> [GOAL] Within the data that follows, how many lines carry the string "this"? Give the number alone.

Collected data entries
——

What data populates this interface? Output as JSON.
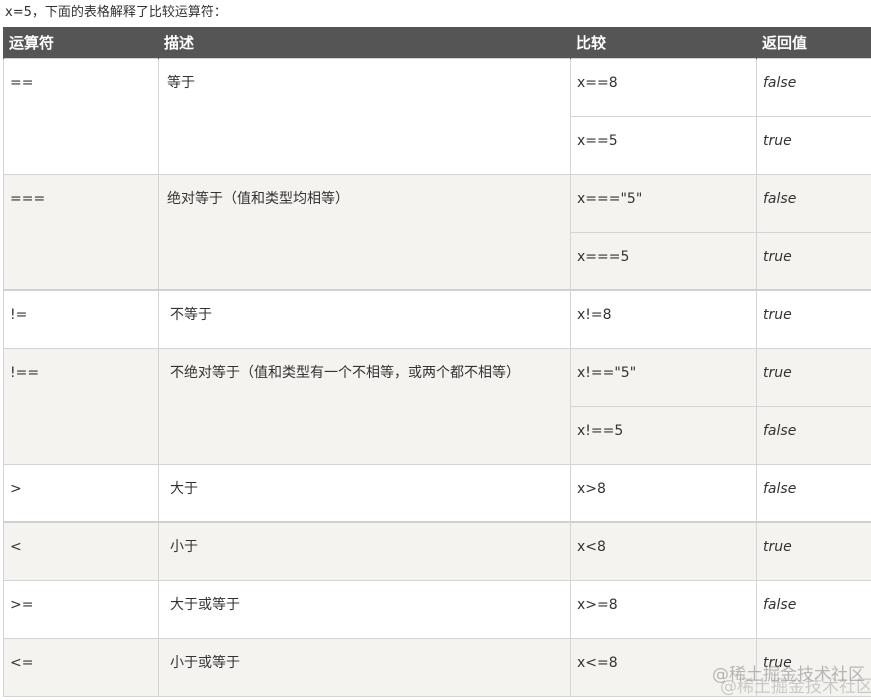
{
  "intro": "x=5，下面的表格解释了比较运算符：",
  "headers": {
    "operator": "运算符",
    "description": "描述",
    "example": "比较",
    "result": "返回值"
  },
  "rows": [
    {
      "operator": "==",
      "description": "等于",
      "examples": [
        {
          "expr": "x==8",
          "result": "false"
        },
        {
          "expr": "x==5",
          "result": "true"
        }
      ]
    },
    {
      "operator": "===",
      "description": "绝对等于（值和类型均相等）",
      "examples": [
        {
          "expr": "x===\"5\"",
          "result": "false"
        },
        {
          "expr": "x===5",
          "result": "true"
        }
      ]
    },
    {
      "operator": "!=",
      "description": "不等于",
      "examples": [
        {
          "expr": "x!=8",
          "result": "true"
        }
      ]
    },
    {
      "operator": "!==",
      "description": "不绝对等于（值和类型有一个不相等，或两个都不相等）",
      "examples": [
        {
          "expr": "x!==\"5\"",
          "result": "true"
        },
        {
          "expr": "x!==5",
          "result": "false"
        }
      ]
    },
    {
      "operator": ">",
      "description": "大于",
      "examples": [
        {
          "expr": "x>8",
          "result": "false"
        }
      ]
    },
    {
      "operator": "<",
      "description": "小于",
      "examples": [
        {
          "expr": "x<8",
          "result": "true"
        }
      ]
    },
    {
      "operator": ">=",
      "description": "大于或等于",
      "examples": [
        {
          "expr": "x>=8",
          "result": "false"
        }
      ]
    },
    {
      "operator": "<=",
      "description": "小于或等于",
      "examples": [
        {
          "expr": "x<=8",
          "result": "true"
        }
      ]
    }
  ],
  "watermark": {
    "line1": "@稀土掘金技术社区",
    "line2": "@稀土掘金技术社区"
  }
}
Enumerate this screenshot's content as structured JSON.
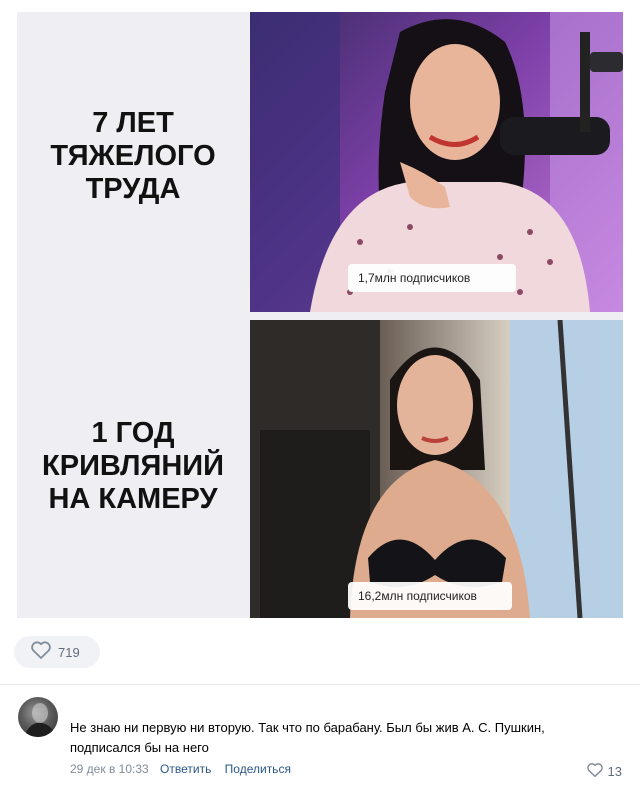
{
  "meme": {
    "top_caption": [
      "7 ЛЕТ",
      "ТЯЖЕЛОГО",
      "ТРУДА"
    ],
    "bottom_caption": [
      "1 ГОД",
      "КРИВЛЯНИЙ",
      "НА КАМЕРУ"
    ],
    "top_subscribers": "1,7млн подписчиков",
    "bottom_subscribers": "16,2млн подписчиков"
  },
  "post": {
    "likes": "719",
    "like_icon": "heart-outline-icon"
  },
  "comment": {
    "text": "Не знаю ни первую ни вторую. Так что по барабану. Был бы жив А. С. Пушкин, подписался бы на него",
    "date": "29 дек в 10:33",
    "reply_label": "Ответить",
    "share_label": "Поделиться",
    "likes": "13"
  },
  "colors": {
    "link": "#2a5885",
    "meta": "#818c99",
    "icon": "#818c99",
    "like_bg": "#f0f2f5"
  }
}
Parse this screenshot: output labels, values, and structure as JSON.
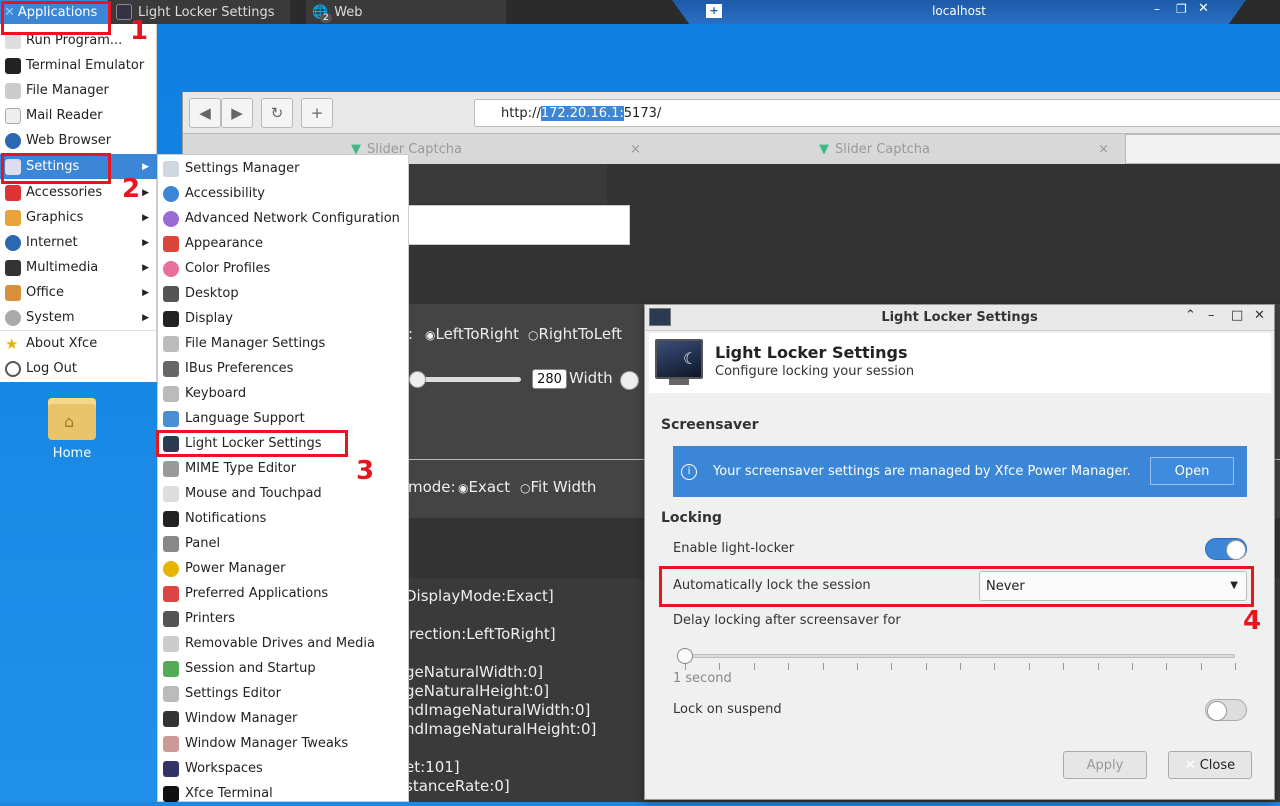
{
  "panel": {
    "applications_label": "Applications",
    "task_light_locker": "Light Locker Settings",
    "task_web": "Web",
    "task_web_count": "2",
    "remote_title": "localhost"
  },
  "browser": {
    "url_prefix": "http://",
    "url_highlight": "172.20.16.1:",
    "url_suffix": "5173/",
    "tabs": [
      "Slider Captcha",
      "Slider Captcha"
    ],
    "page_lines": {
      "direction_label": ":",
      "direction_opt1": "LeftToRight",
      "direction_opt2": "RightToLeft",
      "width_value": "280",
      "width_label": "Width",
      "mode_label": "mode:",
      "mode_opt1": "Exact",
      "mode_opt2": "Fit Width",
      "log": [
        "DisplayMode:Exact]",
        "irection:LeftToRight]",
        "geNaturalWidth:0]",
        "geNaturalHeight:0]",
        "ndImageNaturalWidth:0]",
        "ndImageNaturalHeight:0]",
        "et:101]",
        "stanceRate:0]"
      ]
    }
  },
  "app_menu": {
    "items": [
      {
        "label": "Run Program...",
        "icon": "run-icon"
      },
      {
        "label": "Terminal Emulator",
        "icon": "terminal-icon"
      },
      {
        "label": "File Manager",
        "icon": "folder-icon"
      },
      {
        "label": "Mail Reader",
        "icon": "mail-icon"
      },
      {
        "label": "Web Browser",
        "icon": "globe-icon"
      },
      {
        "label": "Settings",
        "icon": "settings-icon"
      },
      {
        "label": "Accessories",
        "icon": "accessories-icon"
      },
      {
        "label": "Graphics",
        "icon": "graphics-icon"
      },
      {
        "label": "Internet",
        "icon": "internet-icon"
      },
      {
        "label": "Multimedia",
        "icon": "multimedia-icon"
      },
      {
        "label": "Office",
        "icon": "office-icon"
      },
      {
        "label": "System",
        "icon": "system-icon"
      },
      {
        "label": "About Xfce",
        "icon": "star-icon"
      },
      {
        "label": "Log Out",
        "icon": "power-icon"
      }
    ]
  },
  "settings_menu": {
    "items": [
      "Settings Manager",
      "Accessibility",
      "Advanced Network Configuration",
      "Appearance",
      "Color Profiles",
      "Desktop",
      "Display",
      "File Manager Settings",
      "IBus Preferences",
      "Keyboard",
      "Language Support",
      "Light Locker Settings",
      "MIME Type Editor",
      "Mouse and Touchpad",
      "Notifications",
      "Panel",
      "Power Manager",
      "Preferred Applications",
      "Printers",
      "Removable Drives and Media",
      "Session and Startup",
      "Settings Editor",
      "Window Manager",
      "Window Manager Tweaks",
      "Workspaces",
      "Xfce Terminal"
    ]
  },
  "desktop": {
    "home_label": "Home"
  },
  "annotations": [
    "1",
    "2",
    "3",
    "4"
  ],
  "dialog": {
    "window_title": "Light Locker Settings",
    "header_title": "Light Locker Settings",
    "header_subtitle": "Configure locking your session",
    "screensaver_section": "Screensaver",
    "info_text": "Your screensaver settings are managed by Xfce Power Manager.",
    "open_label": "Open",
    "locking_section": "Locking",
    "enable_label": "Enable light-locker",
    "enable_on": true,
    "autolock_label": "Automatically lock the session",
    "autolock_value": "Never",
    "delay_label": "Delay locking after screensaver for",
    "delay_value_text": "1 second",
    "delay_fraction": 0,
    "suspend_label": "Lock on suspend",
    "suspend_on": false,
    "apply_label": "Apply",
    "close_label": "Close"
  },
  "colors": {
    "accent": "#3b86d6",
    "annotation": "#e8141e"
  }
}
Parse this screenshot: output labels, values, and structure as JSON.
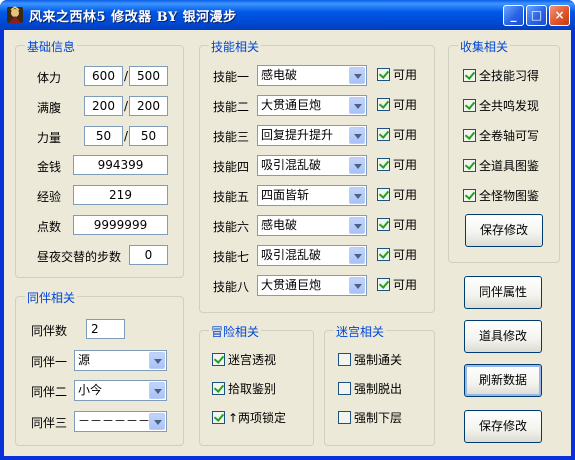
{
  "window": {
    "title": "风来之西林5 修改器 BY 银河漫步",
    "min": "_",
    "max": "□",
    "close": "×"
  },
  "basic": {
    "title": "基础信息",
    "rows": [
      {
        "label": "体力",
        "cur": "600",
        "sep": "/",
        "max": "500"
      },
      {
        "label": "满腹",
        "cur": "200",
        "sep": "/",
        "max": "200"
      },
      {
        "label": "力量",
        "cur": "50",
        "sep": "/",
        "max": "50"
      }
    ],
    "money_label": "金钱",
    "money": "994399",
    "exp_label": "经验",
    "exp": "219",
    "points_label": "点数",
    "points": "9999999",
    "steps_label": "昼夜交替的步数",
    "steps": "0"
  },
  "partner": {
    "title": "同伴相关",
    "count_label": "同伴数",
    "count": "2",
    "slots": [
      {
        "label": "同伴一",
        "value": "源"
      },
      {
        "label": "同伴二",
        "value": "小今"
      },
      {
        "label": "同伴三",
        "value": "－－－－－－"
      }
    ]
  },
  "skills": {
    "title": "技能相关",
    "rows": [
      {
        "label": "技能一",
        "value": "感电破",
        "check": "可用"
      },
      {
        "label": "技能二",
        "value": "大贯通巨炮",
        "check": "可用"
      },
      {
        "label": "技能三",
        "value": "回复提升提升",
        "check": "可用"
      },
      {
        "label": "技能四",
        "value": "吸引混乱破",
        "check": "可用"
      },
      {
        "label": "技能五",
        "value": "四面皆斩",
        "check": "可用"
      },
      {
        "label": "技能六",
        "value": "感电破",
        "check": "可用"
      },
      {
        "label": "技能七",
        "value": "吸引混乱破",
        "check": "可用"
      },
      {
        "label": "技能八",
        "value": "大贯通巨炮",
        "check": "可用"
      }
    ]
  },
  "collect": {
    "title": "收集相关",
    "items": [
      "全技能习得",
      "全共鸣发现",
      "全卷轴可写",
      "全道具图鉴",
      "全怪物图鉴"
    ],
    "save": "保存修改"
  },
  "adventure": {
    "title": "冒险相关",
    "items": [
      {
        "label": "迷宫透视",
        "checked": true
      },
      {
        "label": "拾取鉴别",
        "checked": true
      },
      {
        "label": "↑两项锁定",
        "checked": true
      }
    ]
  },
  "maze": {
    "title": "迷宫相关",
    "items": [
      {
        "label": "强制通关",
        "checked": false
      },
      {
        "label": "强制脱出",
        "checked": false
      },
      {
        "label": "强制下层",
        "checked": false
      }
    ]
  },
  "buttons": {
    "partner_attr": "同伴属性",
    "item_edit": "道具修改",
    "refresh": "刷新数据",
    "save": "保存修改"
  }
}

——

> [WRITTEN RESPONSE] 4